Exercise description >>
Work out how many lines of the listing hold the string "مختصر", then answer with that number and nothing else.

--- Input ---

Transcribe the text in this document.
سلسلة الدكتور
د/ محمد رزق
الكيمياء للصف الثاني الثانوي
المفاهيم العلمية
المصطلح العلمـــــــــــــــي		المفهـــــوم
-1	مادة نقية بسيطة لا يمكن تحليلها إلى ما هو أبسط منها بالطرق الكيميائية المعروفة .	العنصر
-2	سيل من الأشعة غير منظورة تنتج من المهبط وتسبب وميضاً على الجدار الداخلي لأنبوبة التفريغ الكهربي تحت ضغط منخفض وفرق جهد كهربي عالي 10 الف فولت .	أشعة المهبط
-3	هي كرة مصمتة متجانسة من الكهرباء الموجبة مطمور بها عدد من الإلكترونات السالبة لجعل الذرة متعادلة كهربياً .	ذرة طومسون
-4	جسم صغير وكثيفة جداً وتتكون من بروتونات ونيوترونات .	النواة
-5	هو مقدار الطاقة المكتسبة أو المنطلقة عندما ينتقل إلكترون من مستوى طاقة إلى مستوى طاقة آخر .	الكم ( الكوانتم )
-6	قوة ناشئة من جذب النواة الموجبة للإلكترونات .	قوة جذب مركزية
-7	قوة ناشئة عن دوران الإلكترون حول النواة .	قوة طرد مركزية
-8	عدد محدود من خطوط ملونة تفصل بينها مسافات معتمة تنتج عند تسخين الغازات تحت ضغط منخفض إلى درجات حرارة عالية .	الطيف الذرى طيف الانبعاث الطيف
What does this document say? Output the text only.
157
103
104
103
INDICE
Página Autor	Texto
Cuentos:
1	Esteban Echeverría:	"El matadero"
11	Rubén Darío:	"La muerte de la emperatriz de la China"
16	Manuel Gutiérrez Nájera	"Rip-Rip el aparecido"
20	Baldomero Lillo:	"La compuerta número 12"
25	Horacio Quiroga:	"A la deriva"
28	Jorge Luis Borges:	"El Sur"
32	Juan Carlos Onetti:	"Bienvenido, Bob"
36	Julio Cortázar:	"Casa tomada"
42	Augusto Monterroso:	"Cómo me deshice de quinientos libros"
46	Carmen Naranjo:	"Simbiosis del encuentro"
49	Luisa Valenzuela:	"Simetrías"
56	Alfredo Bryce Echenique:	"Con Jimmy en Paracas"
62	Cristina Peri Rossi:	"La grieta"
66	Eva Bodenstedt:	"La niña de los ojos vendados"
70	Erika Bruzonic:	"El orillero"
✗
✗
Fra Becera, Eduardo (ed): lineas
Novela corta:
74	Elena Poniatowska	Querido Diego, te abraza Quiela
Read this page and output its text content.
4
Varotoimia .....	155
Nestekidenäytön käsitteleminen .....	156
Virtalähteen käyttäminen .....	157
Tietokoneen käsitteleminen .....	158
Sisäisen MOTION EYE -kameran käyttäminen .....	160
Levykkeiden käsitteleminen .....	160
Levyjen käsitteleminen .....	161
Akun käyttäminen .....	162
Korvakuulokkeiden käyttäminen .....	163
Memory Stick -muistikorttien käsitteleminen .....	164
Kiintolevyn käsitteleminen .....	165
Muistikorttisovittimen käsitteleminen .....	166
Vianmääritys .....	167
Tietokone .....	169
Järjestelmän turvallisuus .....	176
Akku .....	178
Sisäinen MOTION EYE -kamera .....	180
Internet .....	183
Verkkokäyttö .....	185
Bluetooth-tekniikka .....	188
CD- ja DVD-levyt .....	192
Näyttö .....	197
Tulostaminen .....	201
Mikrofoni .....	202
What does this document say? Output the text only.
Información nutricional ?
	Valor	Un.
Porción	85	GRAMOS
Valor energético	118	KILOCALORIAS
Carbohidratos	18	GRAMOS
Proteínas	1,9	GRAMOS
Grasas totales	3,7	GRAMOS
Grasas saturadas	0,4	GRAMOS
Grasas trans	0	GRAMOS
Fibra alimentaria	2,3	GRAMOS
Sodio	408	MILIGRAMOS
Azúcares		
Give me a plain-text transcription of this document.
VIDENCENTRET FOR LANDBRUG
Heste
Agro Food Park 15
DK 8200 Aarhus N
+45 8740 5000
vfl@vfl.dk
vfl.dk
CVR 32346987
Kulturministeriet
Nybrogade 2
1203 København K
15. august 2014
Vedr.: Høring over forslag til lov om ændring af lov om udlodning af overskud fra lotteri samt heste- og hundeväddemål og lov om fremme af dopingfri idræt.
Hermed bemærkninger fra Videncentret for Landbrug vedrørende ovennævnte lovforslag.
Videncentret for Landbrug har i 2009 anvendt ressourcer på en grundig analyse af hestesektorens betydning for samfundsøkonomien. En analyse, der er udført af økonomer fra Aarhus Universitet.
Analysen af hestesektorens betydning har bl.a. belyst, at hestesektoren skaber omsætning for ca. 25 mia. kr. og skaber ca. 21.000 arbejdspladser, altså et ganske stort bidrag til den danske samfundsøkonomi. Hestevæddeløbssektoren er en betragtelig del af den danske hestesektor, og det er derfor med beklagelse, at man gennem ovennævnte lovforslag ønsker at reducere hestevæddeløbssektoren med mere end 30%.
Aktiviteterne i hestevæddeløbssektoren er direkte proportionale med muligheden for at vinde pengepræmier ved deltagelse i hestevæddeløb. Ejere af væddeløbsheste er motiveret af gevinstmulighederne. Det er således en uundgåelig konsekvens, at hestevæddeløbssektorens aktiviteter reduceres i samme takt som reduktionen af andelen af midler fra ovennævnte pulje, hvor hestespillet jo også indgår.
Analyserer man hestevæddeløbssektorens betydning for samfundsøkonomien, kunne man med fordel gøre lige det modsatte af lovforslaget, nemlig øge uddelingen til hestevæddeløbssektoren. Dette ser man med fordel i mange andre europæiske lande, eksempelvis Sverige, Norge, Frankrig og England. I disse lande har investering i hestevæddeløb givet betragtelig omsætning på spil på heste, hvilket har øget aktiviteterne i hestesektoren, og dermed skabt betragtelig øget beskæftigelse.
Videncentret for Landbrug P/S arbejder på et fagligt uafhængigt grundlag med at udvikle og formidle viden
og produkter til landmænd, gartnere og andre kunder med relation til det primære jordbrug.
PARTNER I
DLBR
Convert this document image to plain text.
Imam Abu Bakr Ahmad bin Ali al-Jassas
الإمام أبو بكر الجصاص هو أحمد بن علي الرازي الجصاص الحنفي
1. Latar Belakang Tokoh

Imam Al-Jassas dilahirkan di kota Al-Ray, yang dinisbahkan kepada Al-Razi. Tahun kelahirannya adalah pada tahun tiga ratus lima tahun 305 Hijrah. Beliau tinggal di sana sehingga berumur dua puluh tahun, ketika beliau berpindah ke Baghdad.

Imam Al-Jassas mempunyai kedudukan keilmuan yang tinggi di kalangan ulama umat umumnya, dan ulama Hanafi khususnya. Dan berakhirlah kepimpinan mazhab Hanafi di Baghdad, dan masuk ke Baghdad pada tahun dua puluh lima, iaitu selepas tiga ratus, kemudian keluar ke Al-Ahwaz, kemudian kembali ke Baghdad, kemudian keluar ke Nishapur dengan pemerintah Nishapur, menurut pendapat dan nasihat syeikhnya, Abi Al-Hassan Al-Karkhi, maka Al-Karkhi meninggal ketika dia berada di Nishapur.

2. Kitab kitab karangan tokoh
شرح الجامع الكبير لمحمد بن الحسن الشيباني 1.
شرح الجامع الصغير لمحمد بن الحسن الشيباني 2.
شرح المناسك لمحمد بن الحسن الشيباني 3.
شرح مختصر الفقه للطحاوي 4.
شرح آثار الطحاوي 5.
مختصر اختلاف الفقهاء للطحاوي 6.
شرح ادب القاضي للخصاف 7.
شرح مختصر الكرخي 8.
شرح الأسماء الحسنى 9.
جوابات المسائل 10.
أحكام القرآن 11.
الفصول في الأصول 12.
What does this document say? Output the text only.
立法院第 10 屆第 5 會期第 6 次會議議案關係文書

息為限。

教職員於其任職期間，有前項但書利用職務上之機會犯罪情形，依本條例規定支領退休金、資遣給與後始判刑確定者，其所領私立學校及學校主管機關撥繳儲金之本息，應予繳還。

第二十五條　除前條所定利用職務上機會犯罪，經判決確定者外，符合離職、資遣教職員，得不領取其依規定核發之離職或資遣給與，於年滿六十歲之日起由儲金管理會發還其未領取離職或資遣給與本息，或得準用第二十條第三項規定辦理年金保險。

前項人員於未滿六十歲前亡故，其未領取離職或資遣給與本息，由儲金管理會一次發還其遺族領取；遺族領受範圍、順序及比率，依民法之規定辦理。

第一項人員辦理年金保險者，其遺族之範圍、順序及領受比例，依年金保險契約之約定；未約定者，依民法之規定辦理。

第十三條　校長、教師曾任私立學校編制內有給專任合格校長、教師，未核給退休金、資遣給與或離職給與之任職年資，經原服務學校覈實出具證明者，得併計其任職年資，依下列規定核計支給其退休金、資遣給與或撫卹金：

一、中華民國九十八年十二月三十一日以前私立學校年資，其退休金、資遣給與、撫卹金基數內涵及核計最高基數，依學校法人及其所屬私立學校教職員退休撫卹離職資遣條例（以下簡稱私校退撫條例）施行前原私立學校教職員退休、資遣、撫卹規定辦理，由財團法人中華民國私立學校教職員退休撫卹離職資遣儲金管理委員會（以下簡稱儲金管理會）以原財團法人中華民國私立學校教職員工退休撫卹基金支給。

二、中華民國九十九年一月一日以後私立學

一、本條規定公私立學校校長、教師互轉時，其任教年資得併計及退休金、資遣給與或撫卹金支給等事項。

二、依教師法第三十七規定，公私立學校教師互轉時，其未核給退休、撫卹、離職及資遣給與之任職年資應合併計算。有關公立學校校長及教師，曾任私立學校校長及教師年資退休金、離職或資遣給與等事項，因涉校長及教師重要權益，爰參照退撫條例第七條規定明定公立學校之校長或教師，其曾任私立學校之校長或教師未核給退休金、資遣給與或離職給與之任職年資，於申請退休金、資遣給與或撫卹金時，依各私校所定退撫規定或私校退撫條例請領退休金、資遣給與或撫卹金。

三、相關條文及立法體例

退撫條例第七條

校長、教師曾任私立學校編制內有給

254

---

Result of this task >>
3